=== EXCERPTED RECORDS ===
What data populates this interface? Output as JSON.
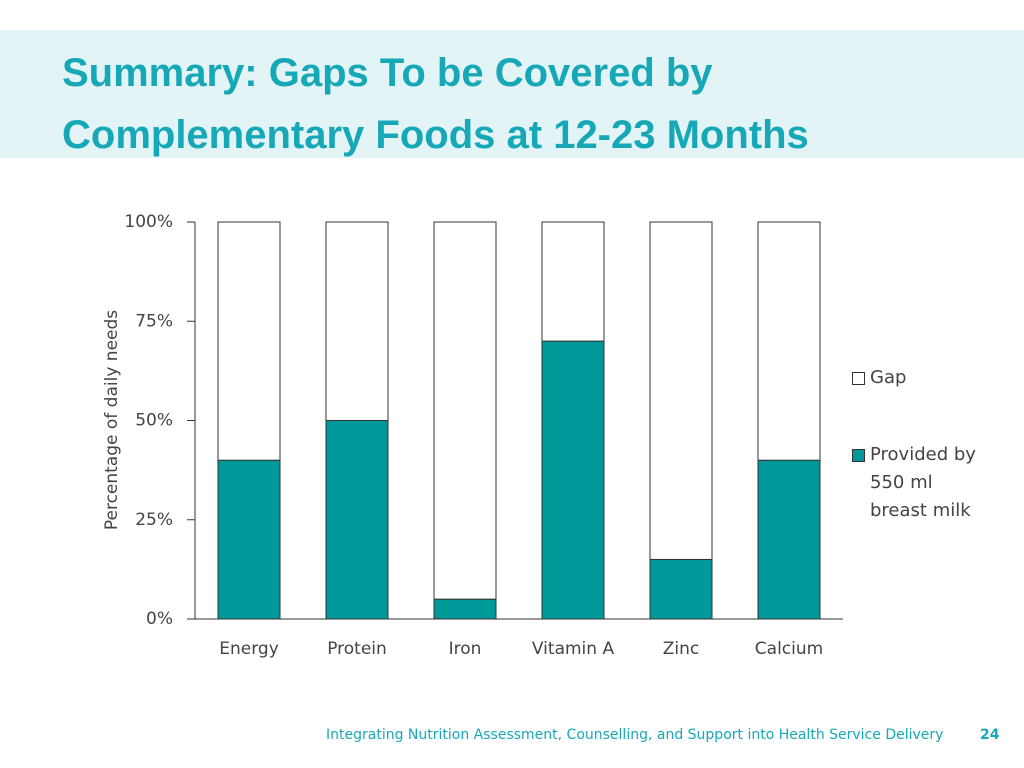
{
  "header": {
    "title": "Summary: Gaps To be Covered by Complementary Foods at 12-23 Months"
  },
  "chart_data": {
    "type": "stacked_bar",
    "ylabel": "Percentage of daily needs",
    "categories": [
      "Energy",
      "Protein",
      "Iron",
      "Vitamin A",
      "Zinc",
      "Calcium"
    ],
    "series": [
      {
        "name": "Provided by 550 ml breast milk",
        "color": "#009999",
        "values": [
          40,
          50,
          5,
          70,
          15,
          40
        ]
      },
      {
        "name": "Gap",
        "color": "#ffffff",
        "values": [
          60,
          50,
          95,
          30,
          85,
          60
        ]
      }
    ],
    "ylim": [
      0,
      100
    ],
    "yticks": [
      {
        "value": 0,
        "label": "0%"
      },
      {
        "value": 25,
        "label": "25%"
      },
      {
        "value": 50,
        "label": "50%"
      },
      {
        "value": 75,
        "label": "75%"
      },
      {
        "value": 100,
        "label": "100%"
      }
    ],
    "grid": false,
    "legend": "right"
  },
  "footer": {
    "text": "Integrating Nutrition Assessment, Counselling, and Support into Health Service Delivery",
    "page": "24"
  }
}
===
- **WHAT IS BEING ASKED**
Once the pictures are set aside, output the whole listing exactly.

- **YOUR SOLUTION**
What data populates this interface? Output as JSON.
{
  "header": {
    "title": "Summary: Gaps To be Covered by Complementary Foods at 12-23 Months"
  },
  "chart_data": {
    "type": "stacked_bar",
    "ylabel": "Percentage of daily needs",
    "categories": [
      "Energy",
      "Protein",
      "Iron",
      "Vitamin A",
      "Zinc",
      "Calcium"
    ],
    "series": [
      {
        "name": "Provided by 550 ml breast milk",
        "color": "#009999",
        "values": [
          40,
          50,
          5,
          70,
          15,
          40
        ]
      },
      {
        "name": "Gap",
        "color": "#ffffff",
        "values": [
          60,
          50,
          95,
          30,
          85,
          60
        ]
      }
    ],
    "ylim": [
      0,
      100
    ],
    "yticks": [
      {
        "value": 0,
        "label": "0%"
      },
      {
        "value": 25,
        "label": "25%"
      },
      {
        "value": 50,
        "label": "50%"
      },
      {
        "value": 75,
        "label": "75%"
      },
      {
        "value": 100,
        "label": "100%"
      }
    ],
    "grid": false,
    "legend": "right"
  },
  "footer": {
    "text": "Integrating Nutrition Assessment, Counselling, and Support into Health Service Delivery",
    "page": "24"
  }
}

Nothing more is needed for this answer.